### GIVEN PROBLEM
Go through the entries below and collect each line with the string "Temp" in it.

*** DATASET

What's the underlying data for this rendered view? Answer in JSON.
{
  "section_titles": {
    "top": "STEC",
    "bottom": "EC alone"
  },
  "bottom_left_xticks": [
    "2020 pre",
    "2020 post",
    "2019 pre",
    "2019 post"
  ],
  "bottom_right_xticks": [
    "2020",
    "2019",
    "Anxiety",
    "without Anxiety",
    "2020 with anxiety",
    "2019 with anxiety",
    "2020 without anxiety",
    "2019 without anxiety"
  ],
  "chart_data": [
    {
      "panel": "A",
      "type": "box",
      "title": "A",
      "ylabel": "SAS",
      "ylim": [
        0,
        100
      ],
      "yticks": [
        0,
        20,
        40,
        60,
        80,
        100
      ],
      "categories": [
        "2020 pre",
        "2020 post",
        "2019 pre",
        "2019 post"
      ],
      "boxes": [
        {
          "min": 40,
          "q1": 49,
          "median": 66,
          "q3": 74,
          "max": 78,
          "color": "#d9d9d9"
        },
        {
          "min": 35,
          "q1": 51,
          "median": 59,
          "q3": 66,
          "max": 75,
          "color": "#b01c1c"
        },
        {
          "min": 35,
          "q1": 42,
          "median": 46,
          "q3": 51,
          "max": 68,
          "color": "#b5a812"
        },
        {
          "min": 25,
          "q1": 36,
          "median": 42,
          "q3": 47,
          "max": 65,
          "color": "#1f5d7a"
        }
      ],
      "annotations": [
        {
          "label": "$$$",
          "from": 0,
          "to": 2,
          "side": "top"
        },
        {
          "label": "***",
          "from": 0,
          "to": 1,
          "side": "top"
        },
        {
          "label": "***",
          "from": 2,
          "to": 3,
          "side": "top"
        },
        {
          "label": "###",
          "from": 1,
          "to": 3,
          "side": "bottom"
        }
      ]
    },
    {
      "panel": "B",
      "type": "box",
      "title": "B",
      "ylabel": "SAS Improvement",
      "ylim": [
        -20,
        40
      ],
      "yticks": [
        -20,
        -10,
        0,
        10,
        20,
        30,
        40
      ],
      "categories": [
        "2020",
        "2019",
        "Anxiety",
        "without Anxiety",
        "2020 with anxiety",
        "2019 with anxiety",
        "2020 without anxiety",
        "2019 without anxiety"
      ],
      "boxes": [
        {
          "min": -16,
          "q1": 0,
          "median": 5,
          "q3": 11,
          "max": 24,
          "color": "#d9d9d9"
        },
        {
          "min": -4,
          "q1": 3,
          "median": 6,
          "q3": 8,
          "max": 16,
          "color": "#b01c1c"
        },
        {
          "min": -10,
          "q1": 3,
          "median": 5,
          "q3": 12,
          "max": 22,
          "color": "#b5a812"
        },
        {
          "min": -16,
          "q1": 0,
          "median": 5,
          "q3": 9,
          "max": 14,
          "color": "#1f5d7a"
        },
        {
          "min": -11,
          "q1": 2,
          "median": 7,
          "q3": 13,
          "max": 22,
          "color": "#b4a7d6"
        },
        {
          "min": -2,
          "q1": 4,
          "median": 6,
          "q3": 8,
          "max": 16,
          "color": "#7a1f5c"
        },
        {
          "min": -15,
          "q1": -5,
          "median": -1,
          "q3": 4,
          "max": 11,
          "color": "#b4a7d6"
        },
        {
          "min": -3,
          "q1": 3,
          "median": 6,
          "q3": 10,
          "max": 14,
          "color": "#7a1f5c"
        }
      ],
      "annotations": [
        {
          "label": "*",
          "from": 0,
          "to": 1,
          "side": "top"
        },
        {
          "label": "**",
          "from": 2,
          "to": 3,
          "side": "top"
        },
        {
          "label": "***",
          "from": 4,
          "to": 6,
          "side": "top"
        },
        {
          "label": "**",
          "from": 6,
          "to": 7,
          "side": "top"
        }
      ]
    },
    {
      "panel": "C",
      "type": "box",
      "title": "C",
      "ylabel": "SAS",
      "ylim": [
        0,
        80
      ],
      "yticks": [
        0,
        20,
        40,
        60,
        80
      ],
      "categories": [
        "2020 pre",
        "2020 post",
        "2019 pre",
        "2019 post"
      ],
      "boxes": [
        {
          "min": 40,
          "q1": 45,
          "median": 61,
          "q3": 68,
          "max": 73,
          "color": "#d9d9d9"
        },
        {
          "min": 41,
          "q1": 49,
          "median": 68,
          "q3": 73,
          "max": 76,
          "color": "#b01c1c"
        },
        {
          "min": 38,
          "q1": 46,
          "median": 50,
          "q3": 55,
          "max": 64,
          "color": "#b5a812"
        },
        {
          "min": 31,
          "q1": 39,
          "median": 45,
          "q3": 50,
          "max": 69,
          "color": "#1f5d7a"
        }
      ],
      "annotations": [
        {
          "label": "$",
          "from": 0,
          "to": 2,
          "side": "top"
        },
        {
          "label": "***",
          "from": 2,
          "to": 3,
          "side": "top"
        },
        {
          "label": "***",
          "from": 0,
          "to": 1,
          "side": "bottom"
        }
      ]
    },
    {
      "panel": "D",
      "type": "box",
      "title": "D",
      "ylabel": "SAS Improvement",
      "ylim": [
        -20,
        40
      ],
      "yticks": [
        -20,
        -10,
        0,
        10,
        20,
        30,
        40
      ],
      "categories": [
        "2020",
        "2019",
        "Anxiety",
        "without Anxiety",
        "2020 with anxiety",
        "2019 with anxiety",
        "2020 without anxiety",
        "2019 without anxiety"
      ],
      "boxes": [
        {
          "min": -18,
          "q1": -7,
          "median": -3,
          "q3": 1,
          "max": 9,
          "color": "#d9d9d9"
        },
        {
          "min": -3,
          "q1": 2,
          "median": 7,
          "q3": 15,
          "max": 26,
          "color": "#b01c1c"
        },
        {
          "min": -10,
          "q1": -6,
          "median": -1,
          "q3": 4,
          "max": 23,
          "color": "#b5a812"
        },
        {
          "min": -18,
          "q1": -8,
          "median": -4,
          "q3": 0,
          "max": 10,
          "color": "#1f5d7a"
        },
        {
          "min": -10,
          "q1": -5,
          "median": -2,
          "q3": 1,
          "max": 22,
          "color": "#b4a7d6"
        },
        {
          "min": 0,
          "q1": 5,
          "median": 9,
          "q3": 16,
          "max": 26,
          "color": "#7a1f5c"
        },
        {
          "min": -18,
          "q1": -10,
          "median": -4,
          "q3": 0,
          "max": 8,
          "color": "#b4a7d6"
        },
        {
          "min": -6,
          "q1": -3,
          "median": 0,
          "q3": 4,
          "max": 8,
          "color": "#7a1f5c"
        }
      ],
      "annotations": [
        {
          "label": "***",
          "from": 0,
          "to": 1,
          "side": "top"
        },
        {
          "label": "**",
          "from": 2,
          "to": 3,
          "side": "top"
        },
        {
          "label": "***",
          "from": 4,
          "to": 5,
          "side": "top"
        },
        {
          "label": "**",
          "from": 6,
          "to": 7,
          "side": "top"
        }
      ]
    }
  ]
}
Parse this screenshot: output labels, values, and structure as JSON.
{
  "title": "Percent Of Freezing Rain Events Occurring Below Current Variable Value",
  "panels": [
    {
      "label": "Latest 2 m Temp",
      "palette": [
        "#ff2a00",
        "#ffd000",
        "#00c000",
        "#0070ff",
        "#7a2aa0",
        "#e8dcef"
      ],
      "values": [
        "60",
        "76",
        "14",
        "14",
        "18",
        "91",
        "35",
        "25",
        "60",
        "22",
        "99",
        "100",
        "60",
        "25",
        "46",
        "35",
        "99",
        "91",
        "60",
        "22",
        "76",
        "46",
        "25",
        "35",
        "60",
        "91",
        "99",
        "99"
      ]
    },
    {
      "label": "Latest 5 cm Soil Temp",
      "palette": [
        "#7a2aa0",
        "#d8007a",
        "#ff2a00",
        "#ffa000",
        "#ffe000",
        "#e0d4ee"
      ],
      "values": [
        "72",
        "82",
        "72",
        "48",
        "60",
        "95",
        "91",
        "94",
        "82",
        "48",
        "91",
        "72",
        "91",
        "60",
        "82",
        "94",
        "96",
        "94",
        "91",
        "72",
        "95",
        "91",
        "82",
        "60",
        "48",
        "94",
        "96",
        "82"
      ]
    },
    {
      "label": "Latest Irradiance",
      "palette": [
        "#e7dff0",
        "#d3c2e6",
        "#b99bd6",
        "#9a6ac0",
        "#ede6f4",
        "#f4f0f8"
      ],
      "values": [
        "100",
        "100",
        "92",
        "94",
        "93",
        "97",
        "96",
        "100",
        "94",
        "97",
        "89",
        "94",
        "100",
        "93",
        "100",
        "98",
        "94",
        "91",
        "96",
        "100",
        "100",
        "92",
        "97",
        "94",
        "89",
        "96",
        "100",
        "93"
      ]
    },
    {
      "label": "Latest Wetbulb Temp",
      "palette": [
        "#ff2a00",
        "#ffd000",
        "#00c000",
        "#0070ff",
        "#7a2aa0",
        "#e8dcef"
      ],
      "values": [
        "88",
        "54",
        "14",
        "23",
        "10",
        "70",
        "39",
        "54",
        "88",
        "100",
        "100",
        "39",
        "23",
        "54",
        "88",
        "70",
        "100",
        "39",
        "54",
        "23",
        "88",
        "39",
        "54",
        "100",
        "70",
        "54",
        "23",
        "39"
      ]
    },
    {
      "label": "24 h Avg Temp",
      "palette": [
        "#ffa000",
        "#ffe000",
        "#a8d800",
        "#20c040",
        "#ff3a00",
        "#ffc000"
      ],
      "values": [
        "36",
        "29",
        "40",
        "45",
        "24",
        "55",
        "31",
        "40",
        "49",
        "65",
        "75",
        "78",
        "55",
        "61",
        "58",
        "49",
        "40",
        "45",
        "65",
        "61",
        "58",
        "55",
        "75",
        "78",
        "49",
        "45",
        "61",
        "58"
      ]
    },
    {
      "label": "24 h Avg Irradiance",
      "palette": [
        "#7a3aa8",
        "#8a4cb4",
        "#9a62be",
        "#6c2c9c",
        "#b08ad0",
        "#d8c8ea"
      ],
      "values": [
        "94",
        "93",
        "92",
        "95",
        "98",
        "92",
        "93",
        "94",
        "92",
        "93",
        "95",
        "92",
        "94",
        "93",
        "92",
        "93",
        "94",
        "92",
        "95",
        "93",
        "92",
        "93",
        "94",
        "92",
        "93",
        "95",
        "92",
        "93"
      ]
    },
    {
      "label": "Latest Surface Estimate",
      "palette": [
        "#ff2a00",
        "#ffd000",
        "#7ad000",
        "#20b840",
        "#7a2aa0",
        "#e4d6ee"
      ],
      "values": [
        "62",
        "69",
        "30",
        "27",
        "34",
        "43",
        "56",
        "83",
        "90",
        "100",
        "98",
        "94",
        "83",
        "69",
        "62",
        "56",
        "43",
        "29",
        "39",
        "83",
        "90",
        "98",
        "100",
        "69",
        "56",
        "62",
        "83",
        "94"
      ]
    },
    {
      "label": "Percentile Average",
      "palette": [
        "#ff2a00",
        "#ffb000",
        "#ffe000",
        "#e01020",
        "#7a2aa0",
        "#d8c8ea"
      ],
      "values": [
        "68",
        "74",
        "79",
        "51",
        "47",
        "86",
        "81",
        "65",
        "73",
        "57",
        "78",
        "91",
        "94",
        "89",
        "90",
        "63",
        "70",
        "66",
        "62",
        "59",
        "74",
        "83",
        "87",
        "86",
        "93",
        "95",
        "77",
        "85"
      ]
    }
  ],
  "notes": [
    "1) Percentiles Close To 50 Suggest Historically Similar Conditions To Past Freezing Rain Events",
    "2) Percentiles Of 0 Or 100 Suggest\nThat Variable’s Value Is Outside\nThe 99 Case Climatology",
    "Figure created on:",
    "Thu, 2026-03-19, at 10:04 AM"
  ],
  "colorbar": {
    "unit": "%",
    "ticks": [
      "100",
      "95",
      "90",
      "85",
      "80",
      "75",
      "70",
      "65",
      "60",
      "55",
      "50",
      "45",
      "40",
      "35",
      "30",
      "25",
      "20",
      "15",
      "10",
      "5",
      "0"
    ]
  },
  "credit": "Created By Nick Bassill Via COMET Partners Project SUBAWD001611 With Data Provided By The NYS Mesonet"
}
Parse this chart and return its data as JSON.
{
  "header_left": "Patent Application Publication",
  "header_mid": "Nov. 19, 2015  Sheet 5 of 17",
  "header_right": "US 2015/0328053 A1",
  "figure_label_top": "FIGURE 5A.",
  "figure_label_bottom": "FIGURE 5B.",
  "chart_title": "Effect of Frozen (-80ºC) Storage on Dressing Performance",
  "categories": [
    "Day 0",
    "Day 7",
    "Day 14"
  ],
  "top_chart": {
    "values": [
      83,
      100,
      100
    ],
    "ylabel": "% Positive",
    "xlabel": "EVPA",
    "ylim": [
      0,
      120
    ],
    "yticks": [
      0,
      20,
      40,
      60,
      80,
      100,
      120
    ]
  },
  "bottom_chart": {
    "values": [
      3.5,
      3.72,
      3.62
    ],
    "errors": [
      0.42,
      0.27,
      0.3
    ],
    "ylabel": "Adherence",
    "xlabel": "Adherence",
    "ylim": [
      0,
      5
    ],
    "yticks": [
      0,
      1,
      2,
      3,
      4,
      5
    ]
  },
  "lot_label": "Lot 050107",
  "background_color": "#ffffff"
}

******

### EXERCISE RESPONSE
      "label": "Latest 2 m Temp",
      "label": "Latest 5 cm Soil Temp",
      "label": "Latest Wetbulb Temp",
      "label": "24 h Avg Temp",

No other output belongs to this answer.